(Items from a data source)
┄┄┄┄┄┄┄┄┄┄

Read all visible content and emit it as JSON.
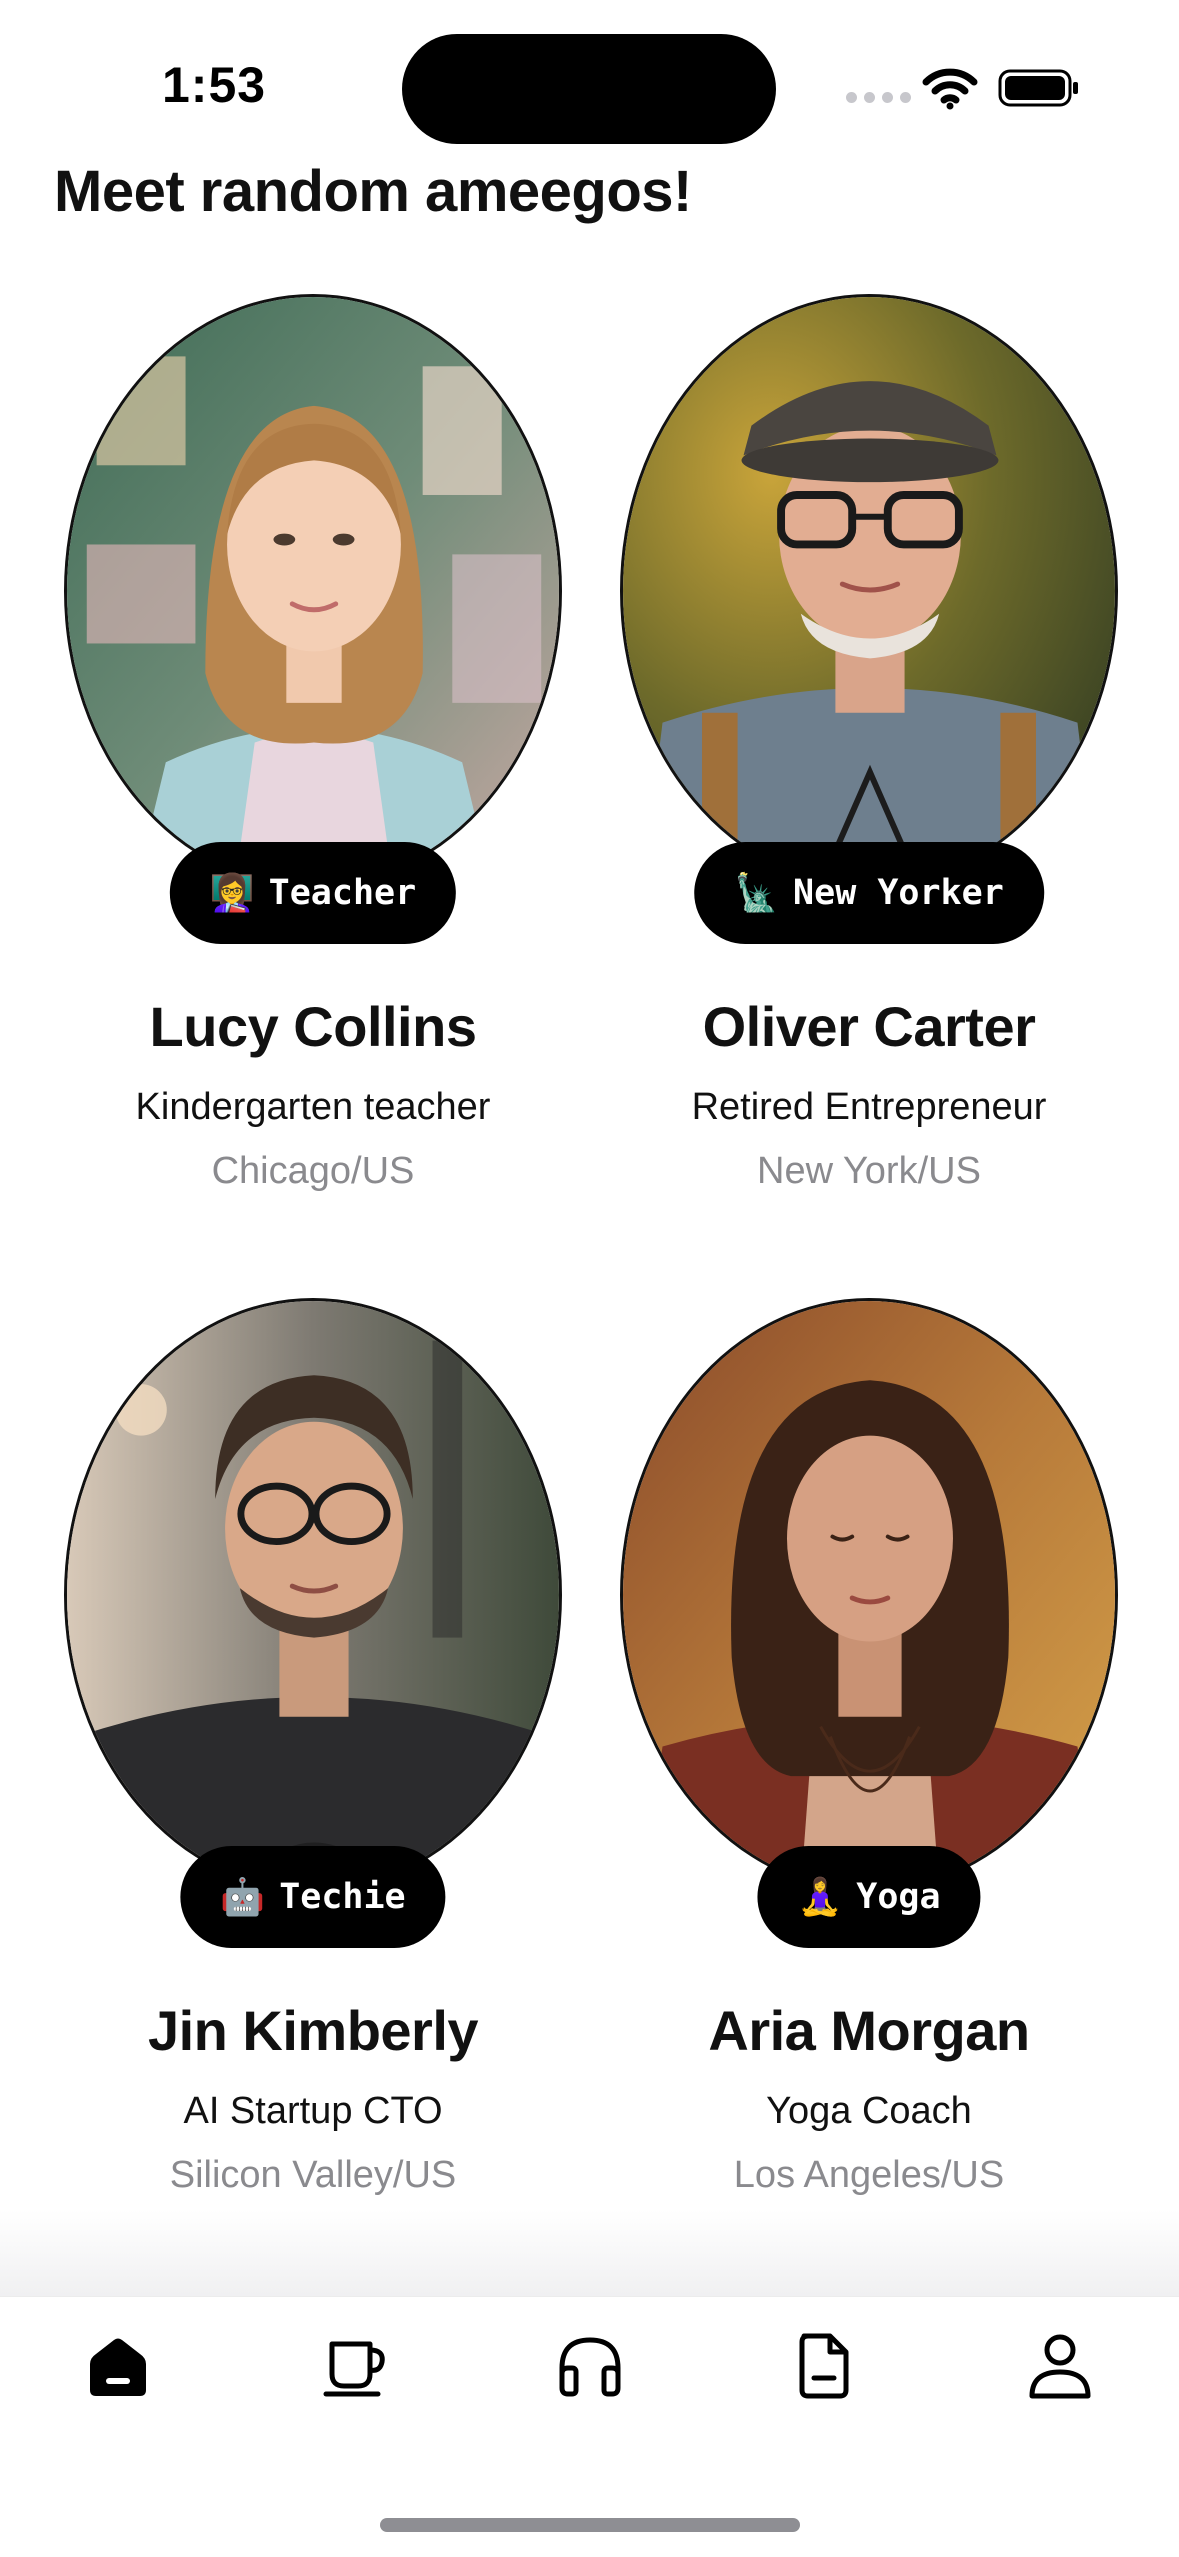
{
  "status_bar": {
    "time": "1:53"
  },
  "page": {
    "title": "Meet random ameegos!"
  },
  "profiles": [
    {
      "name": "Lucy Collins",
      "role": "Kindergarten teacher",
      "location": "Chicago/US",
      "badge_emoji": "👩‍🏫",
      "badge_label": "Teacher"
    },
    {
      "name": "Oliver Carter",
      "role": "Retired Entrepreneur",
      "location": "New York/US",
      "badge_emoji": "🗽",
      "badge_label": "New Yorker"
    },
    {
      "name": "Jin Kimberly",
      "role": "AI Startup CTO",
      "location": "Silicon Valley/US",
      "badge_emoji": "🤖",
      "badge_label": "Techie"
    },
    {
      "name": "Aria Morgan",
      "role": "Yoga Coach",
      "location": "Los Angeles/US",
      "badge_emoji": "🧘‍♀️",
      "badge_label": "Yoga"
    }
  ],
  "nav": {
    "tabs": [
      {
        "icon": "home-icon",
        "active": true
      },
      {
        "icon": "coffee-cup-icon",
        "active": false
      },
      {
        "icon": "headphones-icon",
        "active": false
      },
      {
        "icon": "document-icon",
        "active": false
      },
      {
        "icon": "profile-icon",
        "active": false
      }
    ]
  }
}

┄┄┄┄┄┄┄┄┄┄

WHAT THE TASK REQUIRES:
An exact transcription of all the entries is required, without the pictures.

RESULT BELOW:
Read all visible content and emit it as JSON.
{
  "status_bar": {
    "time": "1:53"
  },
  "page": {
    "title": "Meet random ameegos!"
  },
  "profiles": [
    {
      "name": "Lucy Collins",
      "role": "Kindergarten teacher",
      "location": "Chicago/US",
      "badge_emoji": "👩‍🏫",
      "badge_label": "Teacher"
    },
    {
      "name": "Oliver Carter",
      "role": "Retired Entrepreneur",
      "location": "New York/US",
      "badge_emoji": "🗽",
      "badge_label": "New Yorker"
    },
    {
      "name": "Jin Kimberly",
      "role": "AI Startup CTO",
      "location": "Silicon Valley/US",
      "badge_emoji": "🤖",
      "badge_label": "Techie"
    },
    {
      "name": "Aria Morgan",
      "role": "Yoga Coach",
      "location": "Los Angeles/US",
      "badge_emoji": "🧘‍♀️",
      "badge_label": "Yoga"
    }
  ],
  "nav": {
    "tabs": [
      {
        "icon": "home-icon",
        "active": true
      },
      {
        "icon": "coffee-cup-icon",
        "active": false
      },
      {
        "icon": "headphones-icon",
        "active": false
      },
      {
        "icon": "document-icon",
        "active": false
      },
      {
        "icon": "profile-icon",
        "active": false
      }
    ]
  }
}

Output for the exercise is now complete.